Reviewed-by: Joseph Qi <joseph.qi@linux.alibaba.com>

> ---
> Changes in v2:
> - Validate bg_list.l_count against ocfs2_extent_recs_per_gd(sb).
> - Bound bg_list.l_next_free_rec by bg_list.l_count.
> - Update the changelog text to explain the l_count validation.
> ---
>  fs/ocfs2/suballoc.c | 25 +++++++++++++++++++++++++
>  1 file changed, 25 insertions(+)
> 
> diff --git a/fs/ocfs2/suballoc.c b/fs/ocfs2/suballoc.c
> index 6ac4dcd54588..29a8a878c2df 100644
> --- a/fs/ocfs2/suballoc.c
> +++ b/fs/ocfs2/suballoc.c
> @@ -196,6 +196,31 @@ static int ocfs2_validate_gd_self(struct super_block *sb,
>  			 8 * le16_to_cpu(gd->bg_size));
>  	}
>  
> +	/*
> +	 * For discontiguous block groups, validate the on-disk extent list
> +	 * against the maximum number of extent records that can physically
> +	 * fit in a single block.
> +	 */
> +	if (ocfs2_gd_is_discontig(gd)) {
> +		u16 max_recs = ocfs2_extent_recs_per_gd(sb);
> +		u16 l_count = le16_to_cpu(gd->bg_list.l_count);
> +		u16 l_next_free_rec = le16_to_cpu(gd->bg_list.l_next_free_rec);
> +
> +		if (l_count != max_recs) {
> +			do_error("Group descriptor #%llu bad discontig l_count %u expected %u\n",
> +				 (unsigned long long)bh->b_blocknr,
> +				 l_count,
> +				 max_recs);
> +		}
> +
> +		if (l_next_free_rec > l_count) {
> +			do_error("Group descriptor #%llu bad discontig l_next_free_rec %u max %u\n",
> +				 (unsigned long long)bh->b_blocknr,
> +				 l_next_free_rec,
> +				 l_count);
> +		}
> +	}
> +
>  	return 0;
>  }
>

Data items
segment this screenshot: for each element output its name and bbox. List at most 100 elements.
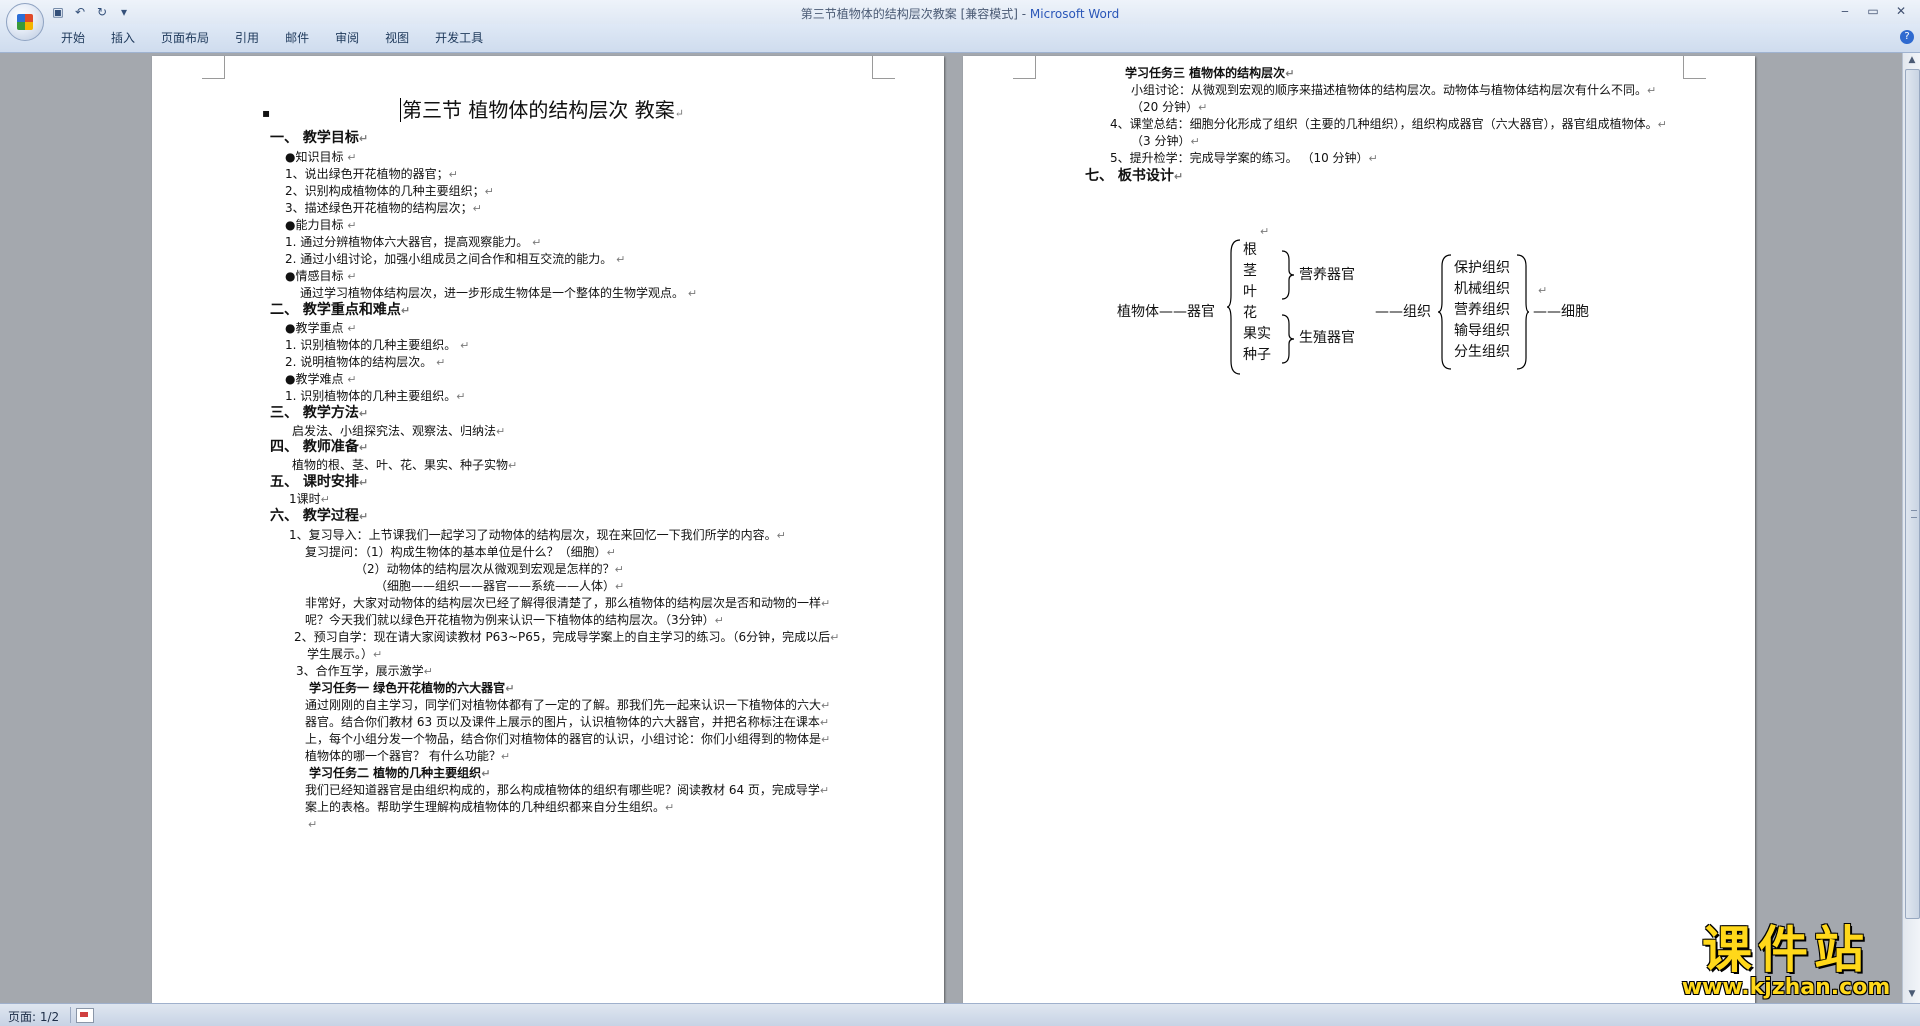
organ-item: 种子 bbox=[1243, 347, 1271, 363]
page-count[interactable]: 页面: 1/2 bbox=[8, 1008, 59, 1025]
paragraph-mark: ↵ bbox=[674, 107, 684, 120]
line-text: 2、识别构成植物体的几种主要组织； bbox=[285, 184, 485, 198]
scroll-grip-icon bbox=[1911, 510, 1917, 518]
tab-list: 开始 插入 页面布局 引用 邮件 审阅 视图 开发工具 bbox=[48, 30, 496, 46]
paragraph-mark: ↵ bbox=[472, 202, 482, 215]
line-text: 1、复习导入：上节课我们一起学习了动物体的结构层次，现在来回忆一下我们所学的内容… bbox=[289, 528, 777, 542]
page-2[interactable]: 学习任务三 植物体的结构层次↵ 小组讨论：从微观到宏观的顺序来描述植物体的结构层次… bbox=[963, 56, 1755, 1003]
paragraph-mark: ↵ bbox=[508, 459, 518, 472]
paragraph-mark: ↵ bbox=[616, 253, 626, 266]
paragraph-mark: ↵ bbox=[358, 407, 369, 420]
tissue-item: 保护组织 bbox=[1454, 260, 1510, 276]
line-text: 1课时 bbox=[289, 492, 321, 506]
paragraph-mark: ↵ bbox=[830, 631, 840, 644]
scroll-down-button[interactable]: ▼ bbox=[1905, 987, 1919, 1001]
paragraph-mark: ↵ bbox=[1647, 84, 1657, 97]
status-bar: 页面: 1/2 bbox=[0, 1003, 1920, 1026]
paragraph-mark: ↵ bbox=[500, 750, 511, 763]
paragraph-mark: ↵ bbox=[1538, 284, 1548, 297]
line-text: 五、 课时安排 bbox=[270, 474, 359, 490]
body-line: （20 分钟）↵ bbox=[1131, 100, 1207, 115]
tab-3[interactable]: 页面布局 bbox=[148, 30, 222, 46]
paragraph-mark: ↵ bbox=[819, 716, 830, 729]
paragraph-mark: ↵ bbox=[373, 648, 383, 661]
line-text: 案上的表格。帮助学生理解构成植物体的几种组织都来自分生组织。 bbox=[305, 800, 666, 814]
help-icon[interactable]: ? bbox=[1900, 30, 1914, 44]
body-line: 植物体的哪一个器官？ 有什么功能？↵ bbox=[305, 749, 510, 764]
vegetative-brace bbox=[1281, 250, 1295, 300]
paragraph-mark: ↵ bbox=[481, 767, 491, 780]
page-title: 第三节 植物体的结构层次 教案↵ bbox=[402, 98, 684, 126]
scroll-up-button[interactable]: ▲ bbox=[1905, 53, 1919, 67]
watermark-logo-text: 课件站 bbox=[1702, 921, 1870, 979]
diagram-plant: 植物体——器官 bbox=[1117, 304, 1215, 320]
body-line: 1、说出绿色开花植物的器官；↵ bbox=[285, 167, 458, 182]
organ-item: 叶 bbox=[1243, 284, 1257, 300]
paragraph-mark: ↵ bbox=[320, 493, 330, 506]
vertical-scrollbar[interactable]: ▲ ▼ bbox=[1902, 53, 1920, 1003]
line-text: ●知识目标 bbox=[285, 150, 348, 164]
page-1[interactable]: ▪ 第三节 植物体的结构层次 教案↵ 一、 教学目标↵ ●知识目标 ↵ 1、说出绿色… bbox=[152, 56, 944, 1003]
paragraph-mark: ↵ bbox=[347, 322, 357, 335]
paragraph-mark: ↵ bbox=[606, 546, 616, 559]
cell-link: ——细胞 bbox=[1533, 304, 1589, 320]
organ-item: 根 bbox=[1243, 242, 1257, 258]
line-text: 六、 教学过程 bbox=[270, 508, 359, 524]
paragraph-mark: ↵ bbox=[821, 733, 831, 746]
tab-8[interactable]: 开发工具 bbox=[422, 30, 496, 46]
paragraph-mark: ↵ bbox=[347, 219, 357, 232]
body-line: 3、描述绿色开花植物的结构层次；↵ bbox=[285, 201, 482, 216]
tab-2[interactable]: 插入 bbox=[98, 30, 148, 46]
organ-brace bbox=[1227, 239, 1241, 375]
line-text: 通过刚刚的自主学习，同学们对植物体都有了一定的了解。那我们先一起来认识一下植物体… bbox=[305, 698, 822, 712]
tissue-link: ——组织 bbox=[1375, 304, 1431, 320]
paragraph-mark: ↵ bbox=[423, 665, 433, 678]
line-text: 2. 通过小组讨论，加强小组成员之间合作和相互交流的能力。 bbox=[285, 252, 617, 266]
organ-item: 茎 bbox=[1243, 263, 1257, 279]
document-area[interactable]: ▪ 第三节 植物体的结构层次 教案↵ 一、 教学目标↵ ●知识目标 ↵ 1、说出绿色… bbox=[0, 53, 1902, 1003]
body-line: 1. 识别植物体的几种主要组织。↵ bbox=[285, 389, 465, 404]
window-title: 第三节植物体的结构层次教案 [兼容模式] - Microsoft Word bbox=[0, 5, 1920, 22]
line-text: 3、描述绿色开花植物的结构层次； bbox=[285, 201, 473, 215]
maximize-button[interactable]: ▭ bbox=[1860, 2, 1886, 20]
proofing-status-icon[interactable] bbox=[76, 1008, 94, 1023]
document-title: 第三节植物体的结构层次教案 [兼容模式] - bbox=[800, 7, 1030, 21]
paragraph-mark: ↵ bbox=[1173, 170, 1184, 183]
close-button[interactable]: ✕ bbox=[1888, 2, 1914, 20]
tab-5[interactable]: 邮件 bbox=[272, 30, 322, 46]
body-line: ●教学重点 ↵ bbox=[285, 321, 357, 336]
line-text: ●情感目标 bbox=[285, 269, 348, 283]
body-line: 呢？今天我们就以绿色开花植物为例来认识一下植物体的结构层次。（3分钟）↵ bbox=[305, 613, 724, 628]
line-text: 2. 说明植物体的结构层次。 bbox=[285, 355, 437, 369]
line-text: 学习任务一 绿色开花植物的六大器官 bbox=[309, 681, 506, 695]
line-text: ●教学难点 bbox=[285, 372, 348, 386]
body-line: 上，每个小组分发一个物品，结合你们对植物体的器官的认识，小组讨论：你们小组得到的… bbox=[305, 732, 830, 747]
line-text: 四、 教师准备 bbox=[270, 439, 359, 455]
tab-1[interactable]: 开始 bbox=[48, 30, 98, 46]
site-watermark: 课件站 www.kjzhan.com bbox=[1668, 922, 1904, 1002]
line-text: 器官。结合你们教材 63 页以及课件上展示的图片，认识植物体的六大器官，并把名称… bbox=[305, 715, 820, 729]
tab-7[interactable]: 视图 bbox=[372, 30, 422, 46]
section-heading: 一、 教学目标↵ bbox=[270, 129, 368, 148]
paragraph-mark: ↵ bbox=[347, 373, 357, 386]
tab-6[interactable]: 审阅 bbox=[322, 30, 372, 46]
line-text: （20 分钟） bbox=[1131, 100, 1199, 114]
line-text: ●能力目标 bbox=[285, 218, 348, 232]
line-text: 呢？今天我们就以绿色开花植物为例来认识一下植物体的结构层次。（3分钟） bbox=[305, 613, 715, 627]
line-text: 非常好，大家对动物体的结构层次已经了解得很清楚了，那么植物体的结构层次是否和动物… bbox=[305, 596, 822, 610]
reproductive-organs-label: 生殖器官 bbox=[1299, 330, 1355, 346]
body-line: ●教学难点 ↵ bbox=[285, 372, 357, 387]
paragraph-mark: ↵ bbox=[532, 236, 542, 249]
section-heading: 三、 教学方法↵ bbox=[270, 404, 368, 423]
body-line: 5、提升检学：完成导学案的练习。 （10 分钟）↵ bbox=[1110, 151, 1378, 166]
body-line: 植物的根、茎、叶、花、果实、种子实物↵ bbox=[292, 458, 517, 473]
section-heading: 七、 板书设计↵ bbox=[1085, 167, 1183, 186]
scroll-thumb[interactable] bbox=[1905, 69, 1920, 919]
office-button[interactable] bbox=[6, 3, 44, 41]
minimize-button[interactable]: ‒ bbox=[1832, 2, 1858, 20]
tab-4[interactable]: 引用 bbox=[222, 30, 272, 46]
line-text: 4、课堂总结：细胞分化形成了组织（主要的几种组织），组织构成器官（六大器官），器… bbox=[1110, 117, 1658, 131]
line-text: 植物的根、茎、叶、花、果实、种子实物 bbox=[292, 458, 509, 472]
body-line: 1. 通过分辨植物体六大器官，提高观察能力。 ↵ bbox=[285, 235, 541, 250]
paragraph-mark: ↵ bbox=[1285, 67, 1295, 80]
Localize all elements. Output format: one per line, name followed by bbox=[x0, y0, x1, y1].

> Stated goal
Transcribe everything in the ocfs2 patch review from "Reviewed-by: Joseph Qi" down to "changed, 25 insertions(+)".

> Result
Reviewed-by: Joseph Qi <joseph.qi@linux.alibaba.com>

> ---
> Changes in v2:
> - Validate bg_list.l_count against ocfs2_extent_recs_per_gd(sb).
> - Bound bg_list.l_next_free_rec by bg_list.l_count.
> - Update the changelog text to explain the l_count validation.
> ---
>  fs/ocfs2/suballoc.c | 25 +++++++++++++++++++++++++
>  1 file changed, 25 insertions(+)